== WHAT IS BEING ASKED ==
Copy each line that holds "zákazníků".

===== RECORDS FOR THIS TASK

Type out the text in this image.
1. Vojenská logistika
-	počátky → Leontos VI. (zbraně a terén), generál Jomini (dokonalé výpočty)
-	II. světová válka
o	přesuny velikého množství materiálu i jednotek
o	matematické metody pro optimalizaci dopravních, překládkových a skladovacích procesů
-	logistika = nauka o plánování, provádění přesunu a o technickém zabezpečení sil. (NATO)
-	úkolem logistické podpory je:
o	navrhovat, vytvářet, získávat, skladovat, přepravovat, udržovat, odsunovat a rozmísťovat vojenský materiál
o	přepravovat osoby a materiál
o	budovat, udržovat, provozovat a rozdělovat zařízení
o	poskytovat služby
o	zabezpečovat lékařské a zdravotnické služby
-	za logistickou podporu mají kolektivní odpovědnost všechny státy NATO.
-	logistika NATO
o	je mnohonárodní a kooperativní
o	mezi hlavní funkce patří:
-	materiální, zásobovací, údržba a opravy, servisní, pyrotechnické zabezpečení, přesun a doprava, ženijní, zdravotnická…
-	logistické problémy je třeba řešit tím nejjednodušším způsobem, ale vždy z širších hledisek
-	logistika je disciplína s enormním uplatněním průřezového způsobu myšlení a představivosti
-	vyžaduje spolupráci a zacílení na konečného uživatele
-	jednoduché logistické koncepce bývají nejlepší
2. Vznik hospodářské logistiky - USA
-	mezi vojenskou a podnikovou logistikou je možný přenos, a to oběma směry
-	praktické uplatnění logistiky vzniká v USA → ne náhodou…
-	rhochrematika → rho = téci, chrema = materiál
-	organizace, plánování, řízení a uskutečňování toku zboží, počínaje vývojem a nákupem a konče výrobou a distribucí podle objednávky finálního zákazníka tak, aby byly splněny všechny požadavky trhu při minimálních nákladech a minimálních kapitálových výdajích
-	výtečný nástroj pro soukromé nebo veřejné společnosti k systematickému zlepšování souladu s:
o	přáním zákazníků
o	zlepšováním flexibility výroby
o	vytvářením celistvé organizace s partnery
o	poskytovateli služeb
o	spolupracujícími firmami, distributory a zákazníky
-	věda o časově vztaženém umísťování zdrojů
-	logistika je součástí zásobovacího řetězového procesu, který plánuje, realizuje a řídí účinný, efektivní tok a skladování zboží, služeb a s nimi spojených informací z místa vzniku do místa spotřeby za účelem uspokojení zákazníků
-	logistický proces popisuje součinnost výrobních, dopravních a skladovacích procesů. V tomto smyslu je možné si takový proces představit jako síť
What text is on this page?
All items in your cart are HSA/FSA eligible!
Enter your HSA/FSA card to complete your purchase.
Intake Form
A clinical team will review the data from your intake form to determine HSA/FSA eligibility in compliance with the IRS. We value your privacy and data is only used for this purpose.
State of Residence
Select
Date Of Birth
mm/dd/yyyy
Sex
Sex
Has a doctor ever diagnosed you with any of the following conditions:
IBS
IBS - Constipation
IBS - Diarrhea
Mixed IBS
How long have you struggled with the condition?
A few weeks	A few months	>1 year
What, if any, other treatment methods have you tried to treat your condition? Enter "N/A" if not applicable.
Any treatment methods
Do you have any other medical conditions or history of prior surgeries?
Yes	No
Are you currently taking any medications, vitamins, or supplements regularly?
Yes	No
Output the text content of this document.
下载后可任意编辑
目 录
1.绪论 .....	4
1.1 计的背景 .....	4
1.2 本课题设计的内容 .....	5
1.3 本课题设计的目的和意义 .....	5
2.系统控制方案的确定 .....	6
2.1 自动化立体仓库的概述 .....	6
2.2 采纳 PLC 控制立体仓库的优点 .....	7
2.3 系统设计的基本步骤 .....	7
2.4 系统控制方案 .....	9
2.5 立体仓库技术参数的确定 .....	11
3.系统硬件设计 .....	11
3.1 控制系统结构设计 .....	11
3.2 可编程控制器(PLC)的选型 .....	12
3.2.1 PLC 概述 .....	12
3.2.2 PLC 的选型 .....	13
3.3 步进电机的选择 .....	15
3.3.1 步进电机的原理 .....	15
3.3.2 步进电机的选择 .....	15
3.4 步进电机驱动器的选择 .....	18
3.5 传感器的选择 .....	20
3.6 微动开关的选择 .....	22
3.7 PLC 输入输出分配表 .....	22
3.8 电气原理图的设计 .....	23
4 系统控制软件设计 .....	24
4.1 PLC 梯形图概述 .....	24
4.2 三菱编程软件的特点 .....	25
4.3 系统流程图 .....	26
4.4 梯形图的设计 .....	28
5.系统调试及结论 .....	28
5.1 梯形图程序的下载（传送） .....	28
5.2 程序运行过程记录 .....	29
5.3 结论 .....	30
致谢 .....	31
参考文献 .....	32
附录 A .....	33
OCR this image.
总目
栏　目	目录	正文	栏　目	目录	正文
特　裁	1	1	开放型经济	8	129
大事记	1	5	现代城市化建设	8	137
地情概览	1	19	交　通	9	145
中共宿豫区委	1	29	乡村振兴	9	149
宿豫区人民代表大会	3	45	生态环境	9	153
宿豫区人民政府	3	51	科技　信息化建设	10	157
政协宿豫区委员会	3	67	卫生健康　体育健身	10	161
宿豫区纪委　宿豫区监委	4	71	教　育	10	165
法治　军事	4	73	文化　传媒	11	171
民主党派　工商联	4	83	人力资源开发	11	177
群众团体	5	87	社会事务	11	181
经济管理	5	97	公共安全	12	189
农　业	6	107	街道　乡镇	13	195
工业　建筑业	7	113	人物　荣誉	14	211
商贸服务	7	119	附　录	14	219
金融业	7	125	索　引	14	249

==========

== RESULT ==
o	přáním zákazníků
-	logistika je součástí zásobovacího řetězového procesu, který plánuje, realizuje a řídí účinný, efektivní tok a skladování zboží, služeb a s nimi spojených informací z místa vzniku do místa spotřeby za účelem uspokojení zákazníků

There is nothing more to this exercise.